From the records below, copy every line that contains the word "data".

────────

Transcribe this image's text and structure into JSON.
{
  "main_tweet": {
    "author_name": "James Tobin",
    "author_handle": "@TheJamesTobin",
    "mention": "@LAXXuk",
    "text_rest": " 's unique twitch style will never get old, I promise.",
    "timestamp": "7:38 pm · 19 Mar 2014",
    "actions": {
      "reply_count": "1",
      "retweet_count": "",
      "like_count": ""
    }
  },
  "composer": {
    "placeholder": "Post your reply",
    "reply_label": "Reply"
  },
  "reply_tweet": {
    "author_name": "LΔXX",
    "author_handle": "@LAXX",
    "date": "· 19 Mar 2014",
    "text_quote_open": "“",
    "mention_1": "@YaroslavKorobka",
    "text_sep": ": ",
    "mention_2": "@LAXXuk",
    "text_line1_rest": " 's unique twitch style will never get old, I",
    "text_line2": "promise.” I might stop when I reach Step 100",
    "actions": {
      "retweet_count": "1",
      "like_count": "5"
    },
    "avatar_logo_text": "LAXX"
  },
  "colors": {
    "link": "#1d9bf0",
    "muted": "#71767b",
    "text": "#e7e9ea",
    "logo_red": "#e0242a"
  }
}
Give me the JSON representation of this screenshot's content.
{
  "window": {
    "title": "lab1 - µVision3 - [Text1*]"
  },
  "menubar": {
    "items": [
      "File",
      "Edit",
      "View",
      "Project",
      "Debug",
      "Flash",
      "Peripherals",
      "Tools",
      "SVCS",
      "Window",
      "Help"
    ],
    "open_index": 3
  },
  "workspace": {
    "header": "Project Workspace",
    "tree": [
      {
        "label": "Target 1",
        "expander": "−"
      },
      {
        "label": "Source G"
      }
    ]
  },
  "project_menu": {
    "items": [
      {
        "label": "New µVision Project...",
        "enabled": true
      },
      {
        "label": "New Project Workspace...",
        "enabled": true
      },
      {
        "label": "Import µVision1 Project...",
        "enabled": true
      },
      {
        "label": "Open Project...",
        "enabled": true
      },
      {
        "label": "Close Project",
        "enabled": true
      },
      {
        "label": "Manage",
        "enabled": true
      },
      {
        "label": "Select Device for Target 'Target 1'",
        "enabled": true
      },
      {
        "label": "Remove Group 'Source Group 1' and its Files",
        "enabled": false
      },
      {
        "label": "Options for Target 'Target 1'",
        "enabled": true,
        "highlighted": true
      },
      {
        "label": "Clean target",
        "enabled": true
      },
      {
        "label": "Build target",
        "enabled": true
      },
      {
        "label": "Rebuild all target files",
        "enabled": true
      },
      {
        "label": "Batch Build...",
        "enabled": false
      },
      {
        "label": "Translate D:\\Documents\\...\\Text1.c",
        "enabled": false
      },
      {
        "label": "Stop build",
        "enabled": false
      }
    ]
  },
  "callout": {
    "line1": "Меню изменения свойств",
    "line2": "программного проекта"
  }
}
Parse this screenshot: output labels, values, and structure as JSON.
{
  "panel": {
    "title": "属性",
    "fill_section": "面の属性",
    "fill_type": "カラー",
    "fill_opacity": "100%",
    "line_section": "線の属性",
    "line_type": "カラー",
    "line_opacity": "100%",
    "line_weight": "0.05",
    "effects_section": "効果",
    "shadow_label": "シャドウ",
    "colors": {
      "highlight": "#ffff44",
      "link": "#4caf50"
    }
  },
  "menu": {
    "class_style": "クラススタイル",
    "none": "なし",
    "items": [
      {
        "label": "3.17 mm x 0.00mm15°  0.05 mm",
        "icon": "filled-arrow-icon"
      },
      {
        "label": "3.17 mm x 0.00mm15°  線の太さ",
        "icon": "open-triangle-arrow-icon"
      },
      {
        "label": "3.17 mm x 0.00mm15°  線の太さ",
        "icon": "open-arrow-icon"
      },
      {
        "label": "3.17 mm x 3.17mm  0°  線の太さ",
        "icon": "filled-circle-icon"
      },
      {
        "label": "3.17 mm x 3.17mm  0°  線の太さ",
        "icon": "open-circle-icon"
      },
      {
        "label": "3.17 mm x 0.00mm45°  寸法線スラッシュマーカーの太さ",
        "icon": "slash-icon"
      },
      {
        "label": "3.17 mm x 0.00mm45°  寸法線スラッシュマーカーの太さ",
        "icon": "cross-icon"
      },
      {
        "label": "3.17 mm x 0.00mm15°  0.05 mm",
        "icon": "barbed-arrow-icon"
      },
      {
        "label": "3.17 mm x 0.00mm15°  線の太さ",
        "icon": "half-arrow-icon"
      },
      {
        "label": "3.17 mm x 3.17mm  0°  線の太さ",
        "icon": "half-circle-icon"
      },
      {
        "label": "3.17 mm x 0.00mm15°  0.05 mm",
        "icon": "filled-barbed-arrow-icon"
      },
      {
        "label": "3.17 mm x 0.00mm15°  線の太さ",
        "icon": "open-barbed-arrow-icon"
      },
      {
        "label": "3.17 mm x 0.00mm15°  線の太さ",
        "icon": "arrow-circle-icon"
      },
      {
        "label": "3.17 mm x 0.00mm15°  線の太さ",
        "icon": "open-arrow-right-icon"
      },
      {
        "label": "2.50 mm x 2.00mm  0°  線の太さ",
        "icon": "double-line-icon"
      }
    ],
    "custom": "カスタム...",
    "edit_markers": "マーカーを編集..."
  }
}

────────

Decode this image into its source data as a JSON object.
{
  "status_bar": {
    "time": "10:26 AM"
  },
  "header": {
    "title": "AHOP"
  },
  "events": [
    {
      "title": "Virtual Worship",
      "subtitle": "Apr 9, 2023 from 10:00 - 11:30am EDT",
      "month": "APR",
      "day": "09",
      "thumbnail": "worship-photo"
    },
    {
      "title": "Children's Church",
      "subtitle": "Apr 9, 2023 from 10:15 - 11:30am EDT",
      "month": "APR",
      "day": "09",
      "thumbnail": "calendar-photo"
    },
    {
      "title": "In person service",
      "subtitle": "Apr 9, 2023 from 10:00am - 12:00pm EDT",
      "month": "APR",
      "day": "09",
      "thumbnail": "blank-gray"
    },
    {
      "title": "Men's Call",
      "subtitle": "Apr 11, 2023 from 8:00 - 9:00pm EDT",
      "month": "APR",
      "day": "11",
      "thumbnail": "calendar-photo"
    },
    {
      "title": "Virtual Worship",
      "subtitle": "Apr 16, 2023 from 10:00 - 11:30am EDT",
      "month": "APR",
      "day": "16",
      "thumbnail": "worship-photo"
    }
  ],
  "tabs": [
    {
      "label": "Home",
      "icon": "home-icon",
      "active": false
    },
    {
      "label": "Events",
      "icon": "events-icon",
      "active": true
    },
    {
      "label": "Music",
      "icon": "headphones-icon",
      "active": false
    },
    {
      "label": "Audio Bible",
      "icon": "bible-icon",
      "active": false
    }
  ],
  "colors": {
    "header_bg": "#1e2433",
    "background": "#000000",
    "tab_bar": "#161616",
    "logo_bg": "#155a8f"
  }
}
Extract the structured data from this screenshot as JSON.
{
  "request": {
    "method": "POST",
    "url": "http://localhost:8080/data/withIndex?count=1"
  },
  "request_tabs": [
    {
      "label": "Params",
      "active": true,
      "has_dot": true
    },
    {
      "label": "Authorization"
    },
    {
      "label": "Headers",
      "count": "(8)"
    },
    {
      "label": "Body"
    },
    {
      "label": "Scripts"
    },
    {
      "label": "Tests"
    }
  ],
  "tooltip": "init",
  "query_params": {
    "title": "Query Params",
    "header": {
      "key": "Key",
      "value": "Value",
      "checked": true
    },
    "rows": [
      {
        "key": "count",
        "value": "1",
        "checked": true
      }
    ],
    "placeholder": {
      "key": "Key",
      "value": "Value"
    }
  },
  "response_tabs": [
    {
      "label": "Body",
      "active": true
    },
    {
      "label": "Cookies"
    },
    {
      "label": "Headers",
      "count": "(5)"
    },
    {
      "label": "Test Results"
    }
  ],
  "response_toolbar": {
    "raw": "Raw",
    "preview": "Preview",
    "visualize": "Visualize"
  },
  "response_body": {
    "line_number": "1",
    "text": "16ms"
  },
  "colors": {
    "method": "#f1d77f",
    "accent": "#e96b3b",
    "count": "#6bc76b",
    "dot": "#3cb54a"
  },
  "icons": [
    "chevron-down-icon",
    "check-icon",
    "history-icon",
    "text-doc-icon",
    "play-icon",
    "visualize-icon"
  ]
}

────────

** The completed task **
Decode this image into its source data as a JSON object.
Extract the structured data from this screenshot as JSON.
    "url": "http://localhost:8080/data/withIndex?count=1"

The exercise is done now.